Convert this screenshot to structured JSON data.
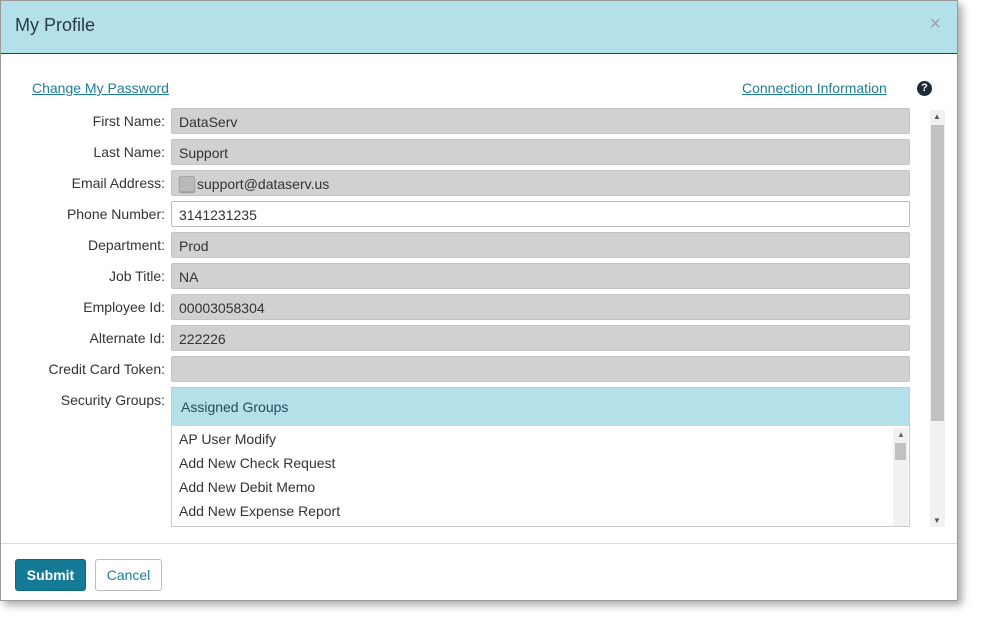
{
  "dialog": {
    "title": "My Profile",
    "close_icon": "×"
  },
  "links": {
    "change_password": "Change My Password",
    "connection_info": "Connection Information",
    "help_icon": "?"
  },
  "fields": [
    {
      "label": "First Name:",
      "value": "DataServ",
      "editable": false
    },
    {
      "label": "Last Name:",
      "value": "Support",
      "editable": false
    },
    {
      "label": "Email Address:",
      "value": "support@dataserv.us",
      "editable": false
    },
    {
      "label": "Phone Number:",
      "value": "3141231235",
      "editable": true
    },
    {
      "label": "Department:",
      "value": "Prod",
      "editable": false
    },
    {
      "label": "Job Title:",
      "value": "NA",
      "editable": false
    },
    {
      "label": "Employee Id:",
      "value": "00003058304",
      "editable": false
    },
    {
      "label": "Alternate Id:",
      "value": "222226",
      "editable": false
    },
    {
      "label": "Credit Card Token:",
      "value": "",
      "editable": false
    }
  ],
  "security_groups": {
    "label": "Security Groups:",
    "header": "Assigned Groups",
    "items": [
      "AP User Modify",
      "Add New Check Request",
      "Add New Debit Memo",
      "Add New Expense Report"
    ]
  },
  "footer": {
    "submit_label": "Submit",
    "cancel_label": "Cancel"
  },
  "colors": {
    "header_bg": "#b4e0ea",
    "accent": "#147a96",
    "link": "#1e7e98"
  }
}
◆ ◆ ◆ ◆
Repeat verbatim all the material, but not the pictures.

Convert this screenshot to structured JSON data.
{
  "dialog": {
    "title": "My Profile",
    "close_icon": "×"
  },
  "links": {
    "change_password": "Change My Password",
    "connection_info": "Connection Information",
    "help_icon": "?"
  },
  "fields": [
    {
      "label": "First Name:",
      "value": "DataServ",
      "editable": false
    },
    {
      "label": "Last Name:",
      "value": "Support",
      "editable": false
    },
    {
      "label": "Email Address:",
      "value": "support@dataserv.us",
      "editable": false
    },
    {
      "label": "Phone Number:",
      "value": "3141231235",
      "editable": true
    },
    {
      "label": "Department:",
      "value": "Prod",
      "editable": false
    },
    {
      "label": "Job Title:",
      "value": "NA",
      "editable": false
    },
    {
      "label": "Employee Id:",
      "value": "00003058304",
      "editable": false
    },
    {
      "label": "Alternate Id:",
      "value": "222226",
      "editable": false
    },
    {
      "label": "Credit Card Token:",
      "value": "",
      "editable": false
    }
  ],
  "security_groups": {
    "label": "Security Groups:",
    "header": "Assigned Groups",
    "items": [
      "AP User Modify",
      "Add New Check Request",
      "Add New Debit Memo",
      "Add New Expense Report"
    ]
  },
  "footer": {
    "submit_label": "Submit",
    "cancel_label": "Cancel"
  },
  "colors": {
    "header_bg": "#b4e0ea",
    "accent": "#147a96",
    "link": "#1e7e98"
  }
}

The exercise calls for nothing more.